Aim of the exercise
From the first line to the last, transcribe the data exactly and skip the pictures.

==== Information shown

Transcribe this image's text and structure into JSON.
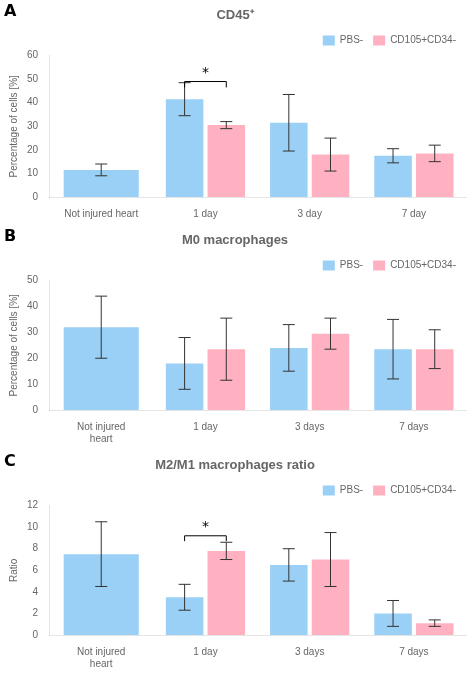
{
  "chart_data": [
    {
      "type": "bar",
      "panel_label": "A",
      "title": "CD45⁺",
      "ylabel": "Percentage of cells [%]",
      "categories": [
        "Not injured heart",
        "1 day",
        "3 day",
        "7 day"
      ],
      "series": [
        {
          "name": "PBS-",
          "values": [
            11.5,
            41.5,
            31.5,
            17.5
          ],
          "errors": [
            2.5,
            7.0,
            12.0,
            3.0
          ]
        },
        {
          "name": "CD105+CD34-",
          "values": [
            null,
            30.5,
            18.0,
            18.5
          ],
          "errors": [
            null,
            1.5,
            7.0,
            3.5
          ]
        }
      ],
      "ylim": [
        0,
        60
      ],
      "yticks": [
        0,
        10,
        20,
        30,
        40,
        50,
        60
      ],
      "grid": false,
      "legend": "upper right",
      "annotations": [
        {
          "text": "*",
          "category": "1 day",
          "y": 49,
          "drop": 2.5
        }
      ]
    },
    {
      "type": "bar",
      "panel_label": "B",
      "title": "M0 macrophages",
      "ylabel": "Percentage of cells [%]",
      "categories": [
        "Not injured\nheart",
        "1 day",
        "3 days",
        "7 days"
      ],
      "series": [
        {
          "name": "PBS-",
          "values": [
            32.0,
            18.0,
            24.0,
            23.5
          ],
          "errors": [
            12.0,
            10.0,
            9.0,
            11.5
          ]
        },
        {
          "name": "CD105+CD34-",
          "values": [
            null,
            23.5,
            29.5,
            23.5
          ],
          "errors": [
            null,
            12.0,
            6.0,
            7.5
          ]
        }
      ],
      "ylim": [
        0,
        50
      ],
      "yticks": [
        0,
        10,
        20,
        30,
        40,
        50
      ],
      "grid": false,
      "legend": "upper right"
    },
    {
      "type": "bar",
      "panel_label": "C",
      "title": "M2/M1 macrophages ratio",
      "ylabel": "Ratio",
      "categories": [
        "Not injured\nheart",
        "1 day",
        "3 days",
        "7 days"
      ],
      "series": [
        {
          "name": "PBS-",
          "values": [
            7.5,
            3.5,
            6.5,
            2.0
          ],
          "errors": [
            3.0,
            1.2,
            1.5,
            1.2
          ]
        },
        {
          "name": "CD105+CD34-",
          "values": [
            null,
            7.8,
            7.0,
            1.1
          ],
          "errors": [
            null,
            0.8,
            2.5,
            0.3
          ]
        }
      ],
      "ylim": [
        0,
        12
      ],
      "yticks": [
        0,
        2,
        4,
        6,
        8,
        10,
        12
      ],
      "grid": false,
      "legend": "upper right",
      "annotations": [
        {
          "text": "*",
          "category": "1 day",
          "y": 9.2,
          "drop": 0.5
        }
      ]
    }
  ]
}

========

Response to the task
Transcribe this image's text and structure into JSON.
{
  "chart_data": [
    {
      "type": "bar",
      "panel_label": "A",
      "title": "CD45⁺",
      "ylabel": "Percentage of cells [%]",
      "categories": [
        "Not injured heart",
        "1 day",
        "3 day",
        "7 day"
      ],
      "series": [
        {
          "name": "PBS-",
          "values": [
            11.5,
            41.5,
            31.5,
            17.5
          ],
          "errors": [
            2.5,
            7.0,
            12.0,
            3.0
          ]
        },
        {
          "name": "CD105+CD34-",
          "values": [
            null,
            30.5,
            18.0,
            18.5
          ],
          "errors": [
            null,
            1.5,
            7.0,
            3.5
          ]
        }
      ],
      "ylim": [
        0,
        60
      ],
      "yticks": [
        0,
        10,
        20,
        30,
        40,
        50,
        60
      ],
      "grid": false,
      "legend": "upper right",
      "annotations": [
        {
          "text": "*",
          "category": "1 day",
          "y": 49,
          "drop": 2.5
        }
      ]
    },
    {
      "type": "bar",
      "panel_label": "B",
      "title": "M0 macrophages",
      "ylabel": "Percentage of cells [%]",
      "categories": [
        "Not injured\nheart",
        "1 day",
        "3 days",
        "7 days"
      ],
      "series": [
        {
          "name": "PBS-",
          "values": [
            32.0,
            18.0,
            24.0,
            23.5
          ],
          "errors": [
            12.0,
            10.0,
            9.0,
            11.5
          ]
        },
        {
          "name": "CD105+CD34-",
          "values": [
            null,
            23.5,
            29.5,
            23.5
          ],
          "errors": [
            null,
            12.0,
            6.0,
            7.5
          ]
        }
      ],
      "ylim": [
        0,
        50
      ],
      "yticks": [
        0,
        10,
        20,
        30,
        40,
        50
      ],
      "grid": false,
      "legend": "upper right"
    },
    {
      "type": "bar",
      "panel_label": "C",
      "title": "M2/M1 macrophages ratio",
      "ylabel": "Ratio",
      "categories": [
        "Not injured\nheart",
        "1 day",
        "3 days",
        "7 days"
      ],
      "series": [
        {
          "name": "PBS-",
          "values": [
            7.5,
            3.5,
            6.5,
            2.0
          ],
          "errors": [
            3.0,
            1.2,
            1.5,
            1.2
          ]
        },
        {
          "name": "CD105+CD34-",
          "values": [
            null,
            7.8,
            7.0,
            1.1
          ],
          "errors": [
            null,
            0.8,
            2.5,
            0.3
          ]
        }
      ],
      "ylim": [
        0,
        12
      ],
      "yticks": [
        0,
        2,
        4,
        6,
        8,
        10,
        12
      ],
      "grid": false,
      "legend": "upper right",
      "annotations": [
        {
          "text": "*",
          "category": "1 day",
          "y": 9.2,
          "drop": 0.5
        }
      ]
    }
  ]
}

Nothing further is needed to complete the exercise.